** DATA SECTION **
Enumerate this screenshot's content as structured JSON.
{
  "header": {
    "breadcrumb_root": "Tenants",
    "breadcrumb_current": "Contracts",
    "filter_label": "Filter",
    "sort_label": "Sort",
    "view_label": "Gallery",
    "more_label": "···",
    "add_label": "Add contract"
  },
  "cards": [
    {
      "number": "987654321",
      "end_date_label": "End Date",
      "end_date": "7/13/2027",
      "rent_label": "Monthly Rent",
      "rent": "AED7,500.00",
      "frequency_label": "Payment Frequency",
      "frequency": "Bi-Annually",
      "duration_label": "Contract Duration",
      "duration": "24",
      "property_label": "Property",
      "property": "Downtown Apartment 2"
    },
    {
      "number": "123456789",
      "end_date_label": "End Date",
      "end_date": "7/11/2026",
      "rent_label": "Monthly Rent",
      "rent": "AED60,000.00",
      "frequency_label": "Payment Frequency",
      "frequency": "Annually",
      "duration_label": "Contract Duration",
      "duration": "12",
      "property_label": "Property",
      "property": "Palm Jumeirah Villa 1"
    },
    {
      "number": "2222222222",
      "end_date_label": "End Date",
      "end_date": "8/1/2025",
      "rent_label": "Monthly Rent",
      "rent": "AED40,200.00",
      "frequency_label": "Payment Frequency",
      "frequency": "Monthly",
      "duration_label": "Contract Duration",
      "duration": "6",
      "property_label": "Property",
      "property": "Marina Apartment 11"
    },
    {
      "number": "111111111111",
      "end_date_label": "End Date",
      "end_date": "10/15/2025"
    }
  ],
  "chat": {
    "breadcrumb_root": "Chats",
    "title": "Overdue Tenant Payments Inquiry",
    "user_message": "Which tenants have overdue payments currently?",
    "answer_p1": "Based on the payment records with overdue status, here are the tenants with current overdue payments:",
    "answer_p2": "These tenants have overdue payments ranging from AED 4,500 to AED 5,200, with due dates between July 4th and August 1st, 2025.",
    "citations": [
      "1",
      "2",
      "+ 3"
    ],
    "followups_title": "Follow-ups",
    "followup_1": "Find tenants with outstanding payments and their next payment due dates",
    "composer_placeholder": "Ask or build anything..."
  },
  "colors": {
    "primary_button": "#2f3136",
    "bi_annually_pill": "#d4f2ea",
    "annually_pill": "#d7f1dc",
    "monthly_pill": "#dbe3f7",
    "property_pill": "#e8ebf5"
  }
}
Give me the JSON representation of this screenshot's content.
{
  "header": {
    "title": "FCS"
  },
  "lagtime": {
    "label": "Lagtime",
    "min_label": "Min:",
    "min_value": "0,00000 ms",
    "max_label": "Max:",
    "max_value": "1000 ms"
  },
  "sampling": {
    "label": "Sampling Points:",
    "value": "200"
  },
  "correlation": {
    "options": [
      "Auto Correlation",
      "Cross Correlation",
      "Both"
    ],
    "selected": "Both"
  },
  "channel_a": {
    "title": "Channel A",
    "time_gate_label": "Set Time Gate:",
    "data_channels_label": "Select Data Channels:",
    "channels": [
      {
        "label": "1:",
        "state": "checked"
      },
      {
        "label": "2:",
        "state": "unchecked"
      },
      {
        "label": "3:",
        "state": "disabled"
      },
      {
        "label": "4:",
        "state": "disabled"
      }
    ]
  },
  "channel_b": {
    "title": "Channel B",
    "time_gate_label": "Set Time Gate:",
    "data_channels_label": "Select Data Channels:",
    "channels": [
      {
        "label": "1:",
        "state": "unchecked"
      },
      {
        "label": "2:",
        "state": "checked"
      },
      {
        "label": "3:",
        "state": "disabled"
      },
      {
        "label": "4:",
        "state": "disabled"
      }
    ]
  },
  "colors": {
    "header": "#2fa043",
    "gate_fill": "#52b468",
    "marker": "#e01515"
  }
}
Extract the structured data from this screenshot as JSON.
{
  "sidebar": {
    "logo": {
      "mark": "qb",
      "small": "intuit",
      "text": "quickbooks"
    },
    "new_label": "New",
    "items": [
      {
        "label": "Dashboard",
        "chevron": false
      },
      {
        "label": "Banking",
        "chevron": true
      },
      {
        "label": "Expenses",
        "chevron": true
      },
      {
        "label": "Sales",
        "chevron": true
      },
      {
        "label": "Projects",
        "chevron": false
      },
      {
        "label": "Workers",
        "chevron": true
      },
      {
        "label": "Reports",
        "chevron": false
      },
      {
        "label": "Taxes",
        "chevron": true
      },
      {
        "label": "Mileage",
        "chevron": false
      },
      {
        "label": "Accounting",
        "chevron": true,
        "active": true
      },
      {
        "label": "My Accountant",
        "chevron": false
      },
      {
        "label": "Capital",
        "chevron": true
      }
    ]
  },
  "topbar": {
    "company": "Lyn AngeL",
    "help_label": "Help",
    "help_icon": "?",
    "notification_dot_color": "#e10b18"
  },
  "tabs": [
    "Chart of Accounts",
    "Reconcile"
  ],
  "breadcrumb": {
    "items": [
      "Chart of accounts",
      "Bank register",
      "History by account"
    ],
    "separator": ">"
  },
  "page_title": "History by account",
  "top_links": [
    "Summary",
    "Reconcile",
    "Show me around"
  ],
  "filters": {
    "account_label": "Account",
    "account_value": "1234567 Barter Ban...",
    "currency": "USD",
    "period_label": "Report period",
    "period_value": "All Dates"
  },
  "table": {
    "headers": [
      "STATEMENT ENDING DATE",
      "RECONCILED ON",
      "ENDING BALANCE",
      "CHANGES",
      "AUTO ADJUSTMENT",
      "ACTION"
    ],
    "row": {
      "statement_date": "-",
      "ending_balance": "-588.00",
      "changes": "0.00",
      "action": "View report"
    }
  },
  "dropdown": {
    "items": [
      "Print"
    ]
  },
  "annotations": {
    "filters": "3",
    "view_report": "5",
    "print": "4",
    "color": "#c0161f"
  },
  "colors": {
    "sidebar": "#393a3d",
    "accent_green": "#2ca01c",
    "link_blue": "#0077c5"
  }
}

** WHAT THE TASK ASKS **
Pull out every line containing "this".

** WRITTEN SOLUTION **
Enumerate this screenshot's content as structured JSON.
Give me the JSON representation of this screenshot's content.
Extract the structured data from this screenshot as JSON.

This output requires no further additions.